[WRITTEN EXERCISE]:
Every record below should be written out exactly; pictures stay out.

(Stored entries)
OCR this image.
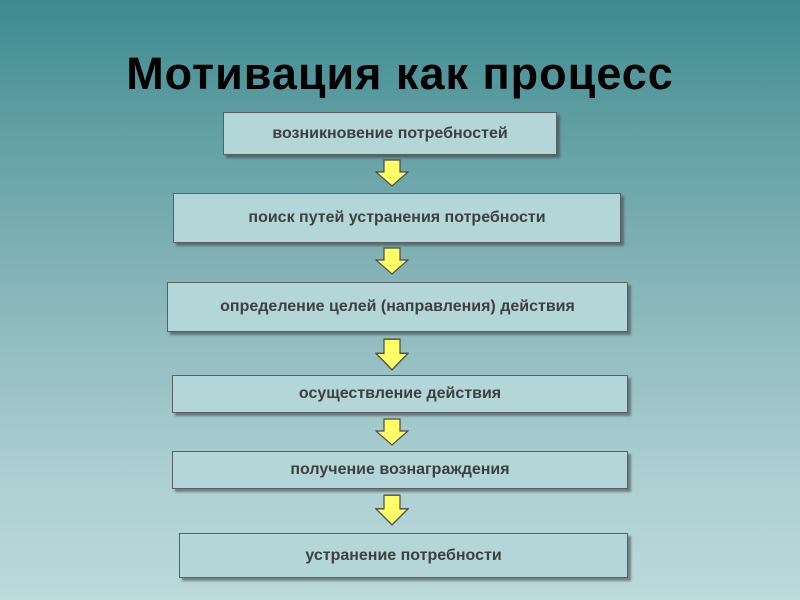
Мотивация как процесс
возникновение потребностей
поиск путей устранения потребности
определение целей (направления) действия
осуществление действия
получение вознаграждения
устранение потребности
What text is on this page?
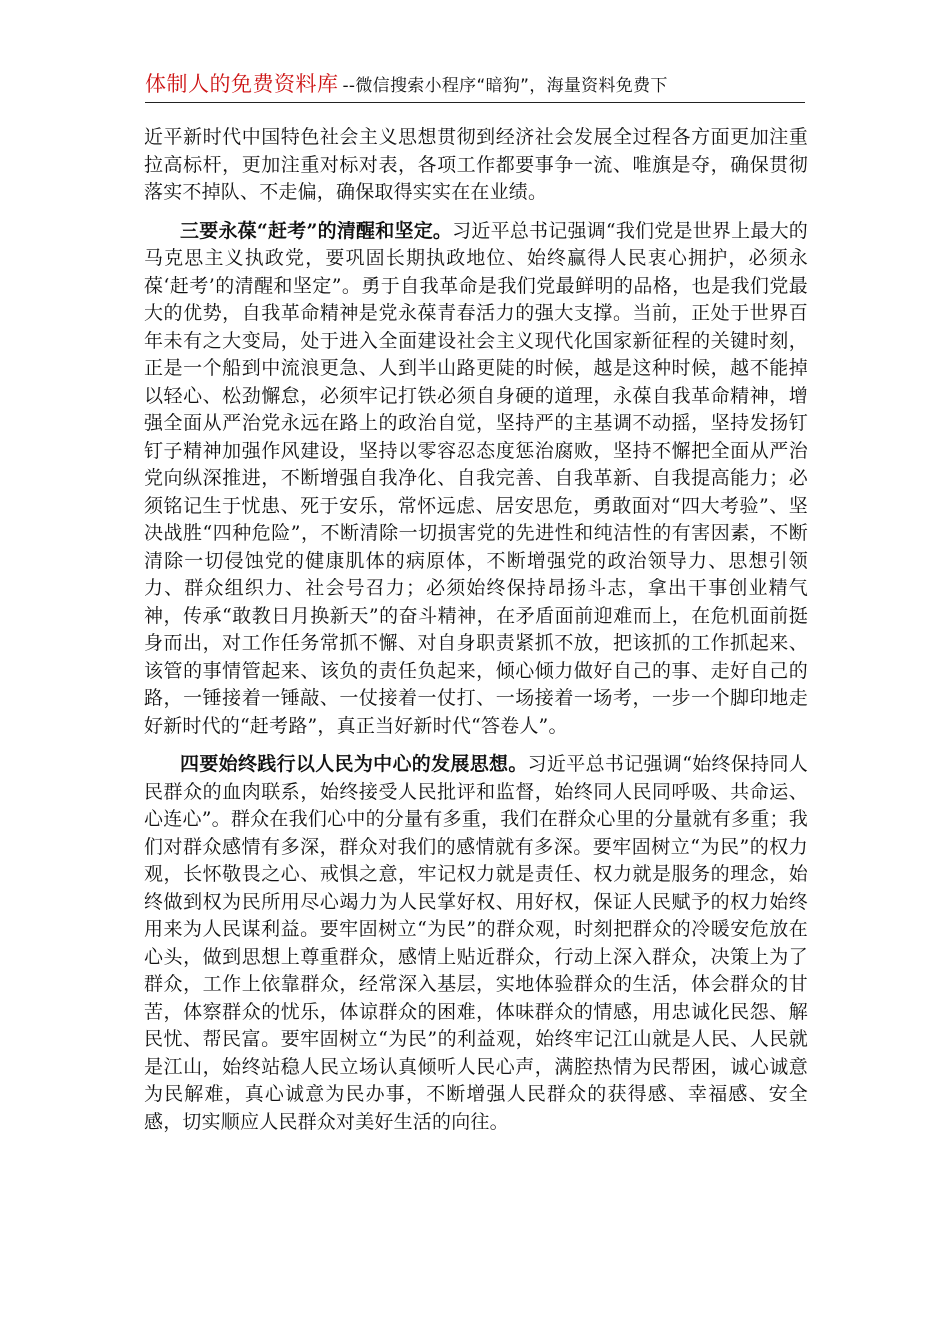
体制人的免费资料库 --微信搜索小程序“暗狗”，海量资料免费下

近平新时代中国特色社会主义思想贯彻到经济社会发展全过程各方面更加注重拉高标杆，更加注重对标对表，各项工作都要事争一流、唯旗是夺，确保贯彻落实不掉队、不走偏，确保取得实实在在业绩。

三要永葆“赶考”的清醒和坚定。习近平总书记强调“我们党是世界上最大的马克思主义执政党，要巩固长期执政地位、始终赢得人民衷心拥护，必须永葆‘赶考’的清醒和坚定”。勇于自我革命是我们党最鲜明的品格，也是我们党最大的优势，自我革命精神是党永葆青春活力的强大支撑。当前，正处于世界百年未有之大变局，处于进入全面建设社会主义现代化国家新征程的关键时刻，正是一个船到中流浪更急、人到半山路更陡的时候，越是这种时候，越不能掉以轻心、松劲懈怠，必须牢记打铁必须自身硬的道理，永葆自我革命精神，增强全面从严治党永远在路上的政治自觉，坚持严的主基调不动摇，坚持发扬钉钉子精神加强作风建设，坚持以零容忍态度惩治腐败，坚持不懈把全面从严治党向纵深推进，不断增强自我净化、自我完善、自我革新、自我提高能力；必须铭记生于忧患、死于安乐，常怀远虑、居安思危，勇敢面对“四大考验”、坚决战胜“四种危险”，不断清除一切损害党的先进性和纯洁性的有害因素，不断清除一切侵蚀党的健康肌体的病原体，不断增强党的政治领导力、思想引领力、群众组织力、社会号召力；必须始终保持昂扬斗志，拿出干事创业精气神，传承“敢教日月换新天”的奋斗精神，在矛盾面前迎难而上，在危机面前挺身而出，对工作任务常抓不懈、对自身职责紧抓不放，把该抓的工作抓起来、该管的事情管起来、该负的责任负起来，倾心倾力做好自己的事、走好自己的路，一锤接着一锤敲、一仗接着一仗打、一场接着一场考，一步一个脚印地走好新时代的“赶考路”，真正当好新时代“答卷人”。

四要始终践行以人民为中心的发展思想。习近平总书记强调“始终保持同人民群众的血肉联系，始终接受人民批评和监督，始终同人民同呼吸、共命运、心连心”。群众在我们心中的分量有多重，我们在群众心里的分量就有多重；我们对群众感情有多深，群众对我们的感情就有多深。要牢固树立“为民”的权力观，长怀敬畏之心、戒惧之意，牢记权力就是责任、权力就是服务的理念，始终做到权为民所用尽心竭力为人民掌好权、用好权，保证人民赋予的权力始终用来为人民谋利益。要牢固树立“为民”的群众观，时刻把群众的冷暖安危放在心头，做到思想上尊重群众，感情上贴近群众，行动上深入群众，决策上为了群众，工作上依靠群众，经常深入基层，实地体验群众的生活，体会群众的甘苦，体察群众的忧乐，体谅群众的困难，体味群众的情感，用忠诚化民怨、解民忧、帮民富。要牢固树立“为民”的利益观，始终牢记江山就是人民、人民就是江山，始终站稳人民立场认真倾听人民心声，满腔热情为民帮困，诚心诚意为民解难，真心诚意为民办事，不断增强人民群众的获得感、幸福感、安全感，切实顺应人民群众对美好生活的向往。
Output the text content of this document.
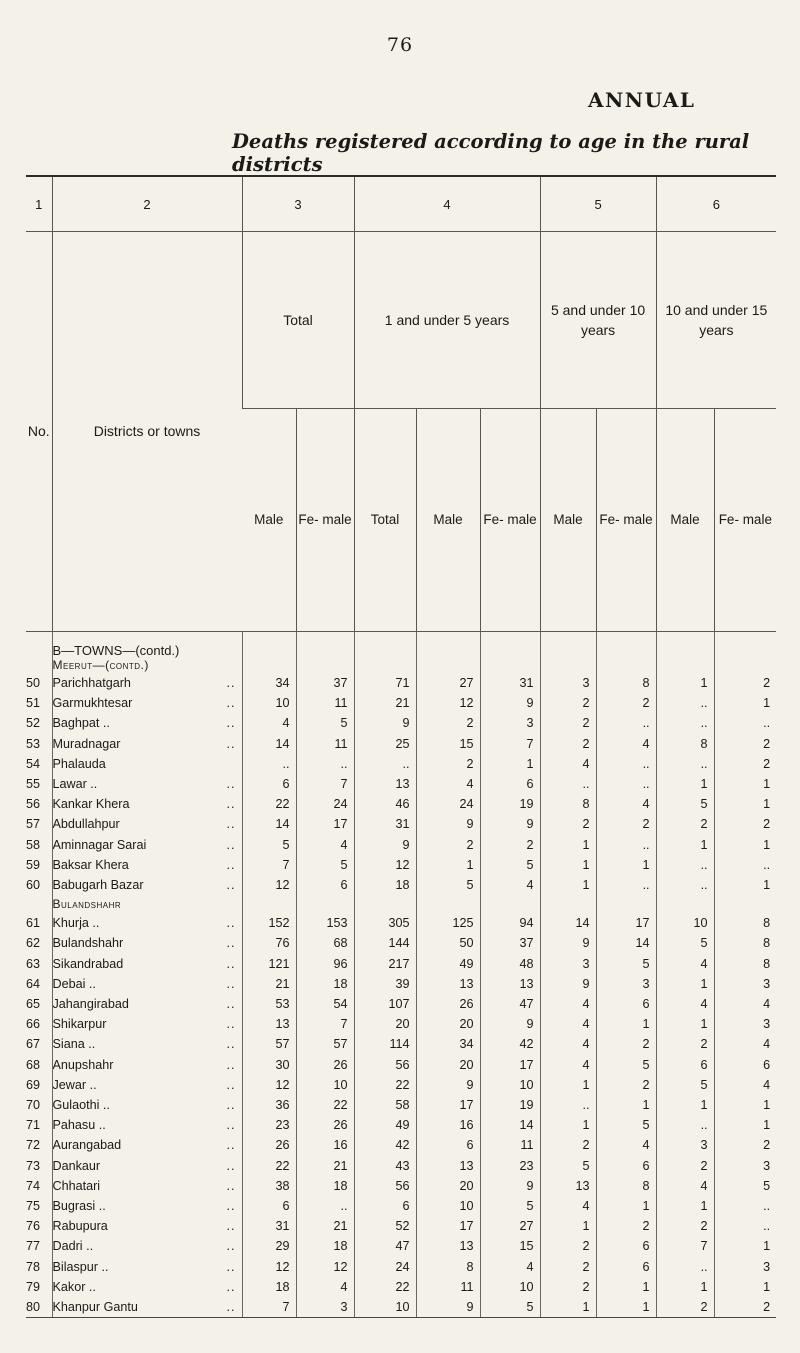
76
ANNUAL
Deaths registered according to age in the rural districts
1	2	3		4			5		6	
No.	Districts or towns	Total		1 and under 5 years			5 and under 10 years		10 and under 15 years	
		Male	Fe- male	Total	Male	Fe- male	Male	Fe- male	Male	Fe- male

	B—TOWNS—(contd.)
Meerut—(contd.)									

50	Parichhatgarh ..	34	37	71	27	31	3	8	1	2
51	Garmukhtesar ..	10	11	21	12	9	2	2	..	1
52	Baghpat .. ..	4	5	9	2	3	2	..	..	..
53	Muradnagar ..	14	11	25	15	7	2	4	8	2
54	Phalauda	..	..	..	2	1	4	..	..	2
55	Lawar .. ..	6	7	13	4	6	..	..	1	1
56	Kankar Khera ..	22	24	46	24	19	8	4	5	1
57	Abdullahpur ..	14	17	31	9	9	2	2	2	2
58	Aminnagar Sarai ..	5	4	9	2	2	1	..	1	1
59	Baksar Khera ..	7	5	12	1	5	1	1	..	..
60	Babugarh Bazar ..	12	6	18	5	4	1	..	..	1
	Bulandshahr									
61	Khurja .. ..	152	153	305	125	94	14	17	10	8
62	Bulandshahr ..	76	68	144	50	37	9	14	5	8
63	Sikandrabad ..	121	96	217	49	48	3	5	4	8
64	Debai .. ..	21	18	39	13	13	9	3	1	3
65	Jahangirabad ..	53	54	107	26	47	4	6	4	4
66	Shikarpur ..	13	7	20	20	9	4	1	1	3
67	Siana .. ..	57	57	114	34	42	4	2	2	4
68	Anupshahr ..	30	26	56	20	17	4	5	6	6
69	Jewar .. ..	12	10	22	9	10	1	2	5	4
70	Gulaothi .. ..	36	22	58	17	19	..	1	1	1
71	Pahasu .. ..	23	26	49	16	14	1	5	..	1
72	Aurangabad ..	26	16	42	6	11	2	4	3	2
73	Dankaur ..	22	21	43	13	23	5	6	2	3
74	Chhatari ..	38	18	56	20	9	13	8	4	5
75	Bugrasi .. ..	6	..	6	10	5	4	1	1	..
76	Rabupura ..	31	21	52	17	27	1	2	2	..
77	Dadri .. ..	29	18	47	13	15	2	6	7	1
78	Bilaspur .. ..	12	12	24	8	4	2	6	..	3
79	Kakor .. ..	18	4	22	11	10	2	1	1	1
80	Khanpur Gantu ..	7	3	10	9	5	1	1	2	2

[RESPONSE TO THE TASK]:
OCR this image.
Мотивация как процесс
возникновение потребностей
поиск путей устранения потребности
определение целей (направления) действия
осуществление действия
получение вознаграждения
устранение потребности
What text is on this page?
体制人的免费资料库 --微信搜索小程序“暗狗”，海量资料免费下

近平新时代中国特色社会主义思想贯彻到经济社会发展全过程各方面更加注重拉高标杆，更加注重对标对表，各项工作都要事争一流、唯旗是夺，确保贯彻落实不掉队、不走偏，确保取得实实在在业绩。

三要永葆“赶考”的清醒和坚定。习近平总书记强调“我们党是世界上最大的马克思主义执政党，要巩固长期执政地位、始终赢得人民衷心拥护，必须永葆‘赶考’的清醒和坚定”。勇于自我革命是我们党最鲜明的品格，也是我们党最大的优势，自我革命精神是党永葆青春活力的强大支撑。当前，正处于世界百年未有之大变局，处于进入全面建设社会主义现代化国家新征程的关键时刻，正是一个船到中流浪更急、人到半山路更陡的时候，越是这种时候，越不能掉以轻心、松劲懈怠，必须牢记打铁必须自身硬的道理，永葆自我革命精神，增强全面从严治党永远在路上的政治自觉，坚持严的主基调不动摇，坚持发扬钉钉子精神加强作风建设，坚持以零容忍态度惩治腐败，坚持不懈把全面从严治党向纵深推进，不断增强自我净化、自我完善、自我革新、自我提高能力；必须铭记生于忧患、死于安乐，常怀远虑、居安思危，勇敢面对“四大考验”、坚决战胜“四种危险”，不断清除一切损害党的先进性和纯洁性的有害因素，不断清除一切侵蚀党的健康肌体的病原体，不断增强党的政治领导力、思想引领力、群众组织力、社会号召力；必须始终保持昂扬斗志，拿出干事创业精气神，传承“敢教日月换新天”的奋斗精神，在矛盾面前迎难而上，在危机面前挺身而出，对工作任务常抓不懈、对自身职责紧抓不放，把该抓的工作抓起来、该管的事情管起来、该负的责任负起来，倾心倾力做好自己的事、走好自己的路，一锤接着一锤敲、一仗接着一仗打、一场接着一场考，一步一个脚印地走好新时代的“赶考路”，真正当好新时代“答卷人”。

四要始终践行以人民为中心的发展思想。习近平总书记强调“始终保持同人民群众的血肉联系，始终接受人民批评和监督，始终同人民同呼吸、共命运、心连心”。群众在我们心中的分量有多重，我们在群众心里的分量就有多重；我们对群众感情有多深，群众对我们的感情就有多深。要牢固树立“为民”的权力观，长怀敬畏之心、戒惧之意，牢记权力就是责任、权力就是服务的理念，始终做到权为民所用尽心竭力为人民掌好权、用好权，保证人民赋予的权力始终用来为人民谋利益。要牢固树立“为民”的群众观，时刻把群众的冷暖安危放在心头，做到思想上尊重群众，感情上贴近群众，行动上深入群众，决策上为了群众，工作上依靠群众，经常深入基层，实地体验群众的生活，体会群众的甘苦，体察群众的忧乐，体谅群众的困难，体味群众的情感，用忠诚化民怨、解民忧、帮民富。要牢固树立“为民”的利益观，始终牢记江山就是人民、人民就是江山，始终站稳人民立场认真倾听人民心声，满腔热情为民帮困，诚心诚意为民解难，真心诚意为民办事，不断增强人民群众的获得感、幸福感、安全感，切实顺应人民群众对美好生活的向往。
Output the text content of this document.
76
ANNUAL
Deaths registered according to age in the rural districts
1	2	3		4			5		6	
No.	Districts or towns	Total		1 and under 5 years			5 and under 10 years		10 and under 15 years	
		Male	Fe- male	Total	Male	Fe- male	Male	Fe- male	Male	Fe- male

	B—TOWNS—(contd.)
Meerut—(contd.)									

50	Parichhatgarh ..	34	37	71	27	31	3	8	1	2
51	Garmukhtesar ..	10	11	21	12	9	2	2	..	1
52	Baghpat .. ..	4	5	9	2	3	2	..	..	..
53	Muradnagar ..	14	11	25	15	7	2	4	8	2
54	Phalauda	..	..	..	2	1	4	..	..	2
55	Lawar .. ..	6	7	13	4	6	..	..	1	1
56	Kankar Khera ..	22	24	46	24	19	8	4	5	1
57	Abdullahpur ..	14	17	31	9	9	2	2	2	2
58	Aminnagar Sarai ..	5	4	9	2	2	1	..	1	1
59	Baksar Khera ..	7	5	12	1	5	1	1	..	..
60	Babugarh Bazar ..	12	6	18	5	4	1	..	..	1
	Bulandshahr									
61	Khurja .. ..	152	153	305	125	94	14	17	10	8
62	Bulandshahr ..	76	68	144	50	37	9	14	5	8
63	Sikandrabad ..	121	96	217	49	48	3	5	4	8
64	Debai .. ..	21	18	39	13	13	9	3	1	3
65	Jahangirabad ..	53	54	107	26	47	4	6	4	4
66	Shikarpur ..	13	7	20	20	9	4	1	1	3
67	Siana .. ..	57	57	114	34	42	4	2	2	4
68	Anupshahr ..	30	26	56	20	17	4	5	6	6
69	Jewar .. ..	12	10	22	9	10	1	2	5	4
70	Gulaothi .. ..	36	22	58	17	19	..	1	1	1
71	Pahasu .. ..	23	26	49	16	14	1	5	..	1
72	Aurangabad ..	26	16	42	6	11	2	4	3	2
73	Dankaur ..	22	21	43	13	23	5	6	2	3
74	Chhatari ..	38	18	56	20	9	13	8	4	5
75	Bugrasi .. ..	6	..	6	10	5	4	1	1	..
76	Rabupura ..	31	21	52	17	27	1	2	2	..
77	Dadri .. ..	29	18	47	13	15	2	6	7	1
78	Bilaspur .. ..	12	12	24	8	4	2	6	..	3
79	Kakor .. ..	18	4	22	11	10	2	1	1	1
80	Khanpur Gantu ..	7	3	10	9	5	1	1	2	2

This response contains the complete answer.